== Work to be completed ==
Print all the entries verbatim.
======== Material for this task ========
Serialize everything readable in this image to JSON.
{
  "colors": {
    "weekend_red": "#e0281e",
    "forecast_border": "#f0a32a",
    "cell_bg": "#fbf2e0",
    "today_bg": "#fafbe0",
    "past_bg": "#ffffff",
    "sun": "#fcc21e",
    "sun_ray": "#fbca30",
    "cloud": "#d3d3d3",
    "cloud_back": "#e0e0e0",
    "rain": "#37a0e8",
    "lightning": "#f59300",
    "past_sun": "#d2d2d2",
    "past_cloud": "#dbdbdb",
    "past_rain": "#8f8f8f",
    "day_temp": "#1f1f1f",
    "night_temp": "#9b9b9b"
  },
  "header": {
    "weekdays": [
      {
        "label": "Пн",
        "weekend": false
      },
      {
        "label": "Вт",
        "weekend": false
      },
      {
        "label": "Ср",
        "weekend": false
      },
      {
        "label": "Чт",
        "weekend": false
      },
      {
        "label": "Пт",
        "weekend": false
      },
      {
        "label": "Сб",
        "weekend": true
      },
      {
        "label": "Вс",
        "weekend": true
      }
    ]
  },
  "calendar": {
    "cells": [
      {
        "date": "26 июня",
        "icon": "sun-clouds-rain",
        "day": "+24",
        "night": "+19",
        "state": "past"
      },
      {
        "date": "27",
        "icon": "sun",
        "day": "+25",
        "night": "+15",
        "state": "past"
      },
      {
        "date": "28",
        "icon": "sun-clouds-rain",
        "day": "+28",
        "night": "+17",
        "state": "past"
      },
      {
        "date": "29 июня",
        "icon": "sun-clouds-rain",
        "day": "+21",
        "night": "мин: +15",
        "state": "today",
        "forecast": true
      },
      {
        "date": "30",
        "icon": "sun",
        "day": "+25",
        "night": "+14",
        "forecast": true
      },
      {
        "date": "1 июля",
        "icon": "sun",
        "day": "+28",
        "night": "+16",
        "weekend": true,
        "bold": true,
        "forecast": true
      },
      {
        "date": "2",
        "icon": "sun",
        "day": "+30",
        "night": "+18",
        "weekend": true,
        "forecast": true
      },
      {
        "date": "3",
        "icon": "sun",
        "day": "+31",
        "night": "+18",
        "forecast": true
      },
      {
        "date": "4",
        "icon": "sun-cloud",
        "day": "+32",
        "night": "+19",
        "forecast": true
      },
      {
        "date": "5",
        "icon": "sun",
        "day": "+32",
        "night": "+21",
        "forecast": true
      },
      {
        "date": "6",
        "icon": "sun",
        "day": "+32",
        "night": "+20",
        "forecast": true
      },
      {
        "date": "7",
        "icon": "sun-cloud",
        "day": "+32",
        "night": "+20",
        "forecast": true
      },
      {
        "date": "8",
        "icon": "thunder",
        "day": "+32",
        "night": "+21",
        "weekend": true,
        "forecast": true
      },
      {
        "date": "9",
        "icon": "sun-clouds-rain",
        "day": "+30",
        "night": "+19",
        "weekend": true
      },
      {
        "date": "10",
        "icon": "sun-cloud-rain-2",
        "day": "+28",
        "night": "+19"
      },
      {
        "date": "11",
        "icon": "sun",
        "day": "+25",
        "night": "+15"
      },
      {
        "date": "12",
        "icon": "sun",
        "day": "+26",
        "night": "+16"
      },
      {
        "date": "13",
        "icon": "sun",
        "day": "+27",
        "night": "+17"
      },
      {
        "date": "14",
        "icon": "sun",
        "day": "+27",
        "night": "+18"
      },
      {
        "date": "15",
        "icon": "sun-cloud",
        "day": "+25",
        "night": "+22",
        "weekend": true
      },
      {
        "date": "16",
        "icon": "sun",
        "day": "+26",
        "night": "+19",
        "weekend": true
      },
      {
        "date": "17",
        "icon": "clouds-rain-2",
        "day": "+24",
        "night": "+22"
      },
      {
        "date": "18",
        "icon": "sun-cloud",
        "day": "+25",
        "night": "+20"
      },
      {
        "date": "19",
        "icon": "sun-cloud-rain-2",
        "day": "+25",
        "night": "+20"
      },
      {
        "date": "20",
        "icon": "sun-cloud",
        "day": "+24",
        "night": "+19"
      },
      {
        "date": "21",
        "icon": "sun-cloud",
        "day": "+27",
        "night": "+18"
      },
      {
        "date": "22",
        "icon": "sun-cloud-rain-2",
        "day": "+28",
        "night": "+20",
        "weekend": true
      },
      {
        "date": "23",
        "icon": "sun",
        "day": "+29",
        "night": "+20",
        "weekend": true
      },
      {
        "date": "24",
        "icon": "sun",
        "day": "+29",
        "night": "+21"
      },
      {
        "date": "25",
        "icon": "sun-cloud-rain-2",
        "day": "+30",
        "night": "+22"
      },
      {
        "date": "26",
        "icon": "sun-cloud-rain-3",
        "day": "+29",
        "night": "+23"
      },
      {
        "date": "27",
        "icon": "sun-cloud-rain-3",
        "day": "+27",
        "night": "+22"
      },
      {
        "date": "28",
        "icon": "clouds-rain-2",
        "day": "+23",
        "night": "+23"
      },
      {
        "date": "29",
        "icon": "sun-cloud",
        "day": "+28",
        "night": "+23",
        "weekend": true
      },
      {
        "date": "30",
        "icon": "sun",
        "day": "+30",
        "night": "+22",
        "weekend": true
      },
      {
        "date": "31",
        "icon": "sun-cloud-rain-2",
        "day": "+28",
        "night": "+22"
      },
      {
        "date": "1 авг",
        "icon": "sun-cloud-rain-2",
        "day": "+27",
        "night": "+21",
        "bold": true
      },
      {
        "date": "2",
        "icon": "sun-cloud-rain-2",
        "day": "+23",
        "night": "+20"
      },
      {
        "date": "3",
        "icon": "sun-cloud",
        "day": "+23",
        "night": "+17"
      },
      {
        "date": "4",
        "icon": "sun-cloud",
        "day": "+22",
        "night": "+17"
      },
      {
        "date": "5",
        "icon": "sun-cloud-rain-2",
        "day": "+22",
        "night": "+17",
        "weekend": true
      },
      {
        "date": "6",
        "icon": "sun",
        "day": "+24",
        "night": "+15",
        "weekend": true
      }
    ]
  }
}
========
== Answer ==
Serialize everything readable in this image to JSON.
{
  "colors": {
    "weekend_red": "#e0281e",
    "forecast_border": "#f0a32a",
    "cell_bg": "#fbf2e0",
    "today_bg": "#fafbe0",
    "past_bg": "#ffffff",
    "sun": "#fcc21e",
    "sun_ray": "#fbca30",
    "cloud": "#d3d3d3",
    "cloud_back": "#e0e0e0",
    "rain": "#37a0e8",
    "lightning": "#f59300",
    "past_sun": "#d2d2d2",
    "past_cloud": "#dbdbdb",
    "past_rain": "#8f8f8f",
    "day_temp": "#1f1f1f",
    "night_temp": "#9b9b9b"
  },
  "header": {
    "weekdays": [
      {
        "label": "Пн",
        "weekend": false
      },
      {
        "label": "Вт",
        "weekend": false
      },
      {
        "label": "Ср",
        "weekend": false
      },
      {
        "label": "Чт",
        "weekend": false
      },
      {
        "label": "Пт",
        "weekend": false
      },
      {
        "label": "Сб",
        "weekend": true
      },
      {
        "label": "Вс",
        "weekend": true
      }
    ]
  },
  "calendar": {
    "cells": [
      {
        "date": "26 июня",
        "icon": "sun-clouds-rain",
        "day": "+24",
        "night": "+19",
        "state": "past"
      },
      {
        "date": "27",
        "icon": "sun",
        "day": "+25",
        "night": "+15",
        "state": "past"
      },
      {
        "date": "28",
        "icon": "sun-clouds-rain",
        "day": "+28",
        "night": "+17",
        "state": "past"
      },
      {
        "date": "29 июня",
        "icon": "sun-clouds-rain",
        "day": "+21",
        "night": "мин: +15",
        "state": "today",
        "forecast": true
      },
      {
        "date": "30",
        "icon": "sun",
        "day": "+25",
        "night": "+14",
        "forecast": true
      },
      {
        "date": "1 июля",
        "icon": "sun",
        "day": "+28",
        "night": "+16",
        "weekend": true,
        "bold": true,
        "forecast": true
      },
      {
        "date": "2",
        "icon": "sun",
        "day": "+30",
        "night": "+18",
        "weekend": true,
        "forecast": true
      },
      {
        "date": "3",
        "icon": "sun",
        "day": "+31",
        "night": "+18",
        "forecast": true
      },
      {
        "date": "4",
        "icon": "sun-cloud",
        "day": "+32",
        "night": "+19",
        "forecast": true
      },
      {
        "date": "5",
        "icon": "sun",
        "day": "+32",
        "night": "+21",
        "forecast": true
      },
      {
        "date": "6",
        "icon": "sun",
        "day": "+32",
        "night": "+20",
        "forecast": true
      },
      {
        "date": "7",
        "icon": "sun-cloud",
        "day": "+32",
        "night": "+20",
        "forecast": true
      },
      {
        "date": "8",
        "icon": "thunder",
        "day": "+32",
        "night": "+21",
        "weekend": true,
        "forecast": true
      },
      {
        "date": "9",
        "icon": "sun-clouds-rain",
        "day": "+30",
        "night": "+19",
        "weekend": true
      },
      {
        "date": "10",
        "icon": "sun-cloud-rain-2",
        "day": "+28",
        "night": "+19"
      },
      {
        "date": "11",
        "icon": "sun",
        "day": "+25",
        "night": "+15"
      },
      {
        "date": "12",
        "icon": "sun",
        "day": "+26",
        "night": "+16"
      },
      {
        "date": "13",
        "icon": "sun",
        "day": "+27",
        "night": "+17"
      },
      {
        "date": "14",
        "icon": "sun",
        "day": "+27",
        "night": "+18"
      },
      {
        "date": "15",
        "icon": "sun-cloud",
        "day": "+25",
        "night": "+22",
        "weekend": true
      },
      {
        "date": "16",
        "icon": "sun",
        "day": "+26",
        "night": "+19",
        "weekend": true
      },
      {
        "date": "17",
        "icon": "clouds-rain-2",
        "day": "+24",
        "night": "+22"
      },
      {
        "date": "18",
        "icon": "sun-cloud",
        "day": "+25",
        "night": "+20"
      },
      {
        "date": "19",
        "icon": "sun-cloud-rain-2",
        "day": "+25",
        "night": "+20"
      },
      {
        "date": "20",
        "icon": "sun-cloud",
        "day": "+24",
        "night": "+19"
      },
      {
        "date": "21",
        "icon": "sun-cloud",
        "day": "+27",
        "night": "+18"
      },
      {
        "date": "22",
        "icon": "sun-cloud-rain-2",
        "day": "+28",
        "night": "+20",
        "weekend": true
      },
      {
        "date": "23",
        "icon": "sun",
        "day": "+29",
        "night": "+20",
        "weekend": true
      },
      {
        "date": "24",
        "icon": "sun",
        "day": "+29",
        "night": "+21"
      },
      {
        "date": "25",
        "icon": "sun-cloud-rain-2",
        "day": "+30",
        "night": "+22"
      },
      {
        "date": "26",
        "icon": "sun-cloud-rain-3",
        "day": "+29",
        "night": "+23"
      },
      {
        "date": "27",
        "icon": "sun-cloud-rain-3",
        "day": "+27",
        "night": "+22"
      },
      {
        "date": "28",
        "icon": "clouds-rain-2",
        "day": "+23",
        "night": "+23"
      },
      {
        "date": "29",
        "icon": "sun-cloud",
        "day": "+28",
        "night": "+23",
        "weekend": true
      },
      {
        "date": "30",
        "icon": "sun",
        "day": "+30",
        "night": "+22",
        "weekend": true
      },
      {
        "date": "31",
        "icon": "sun-cloud-rain-2",
        "day": "+28",
        "night": "+22"
      },
      {
        "date": "1 авг",
        "icon": "sun-cloud-rain-2",
        "day": "+27",
        "night": "+21",
        "bold": true
      },
      {
        "date": "2",
        "icon": "sun-cloud-rain-2",
        "day": "+23",
        "night": "+20"
      },
      {
        "date": "3",
        "icon": "sun-cloud",
        "day": "+23",
        "night": "+17"
      },
      {
        "date": "4",
        "icon": "sun-cloud",
        "day": "+22",
        "night": "+17"
      },
      {
        "date": "5",
        "icon": "sun-cloud-rain-2",
        "day": "+22",
        "night": "+17",
        "weekend": true
      },
      {
        "date": "6",
        "icon": "sun",
        "day": "+24",
        "night": "+15",
        "weekend": true
      }
    ]
  }
}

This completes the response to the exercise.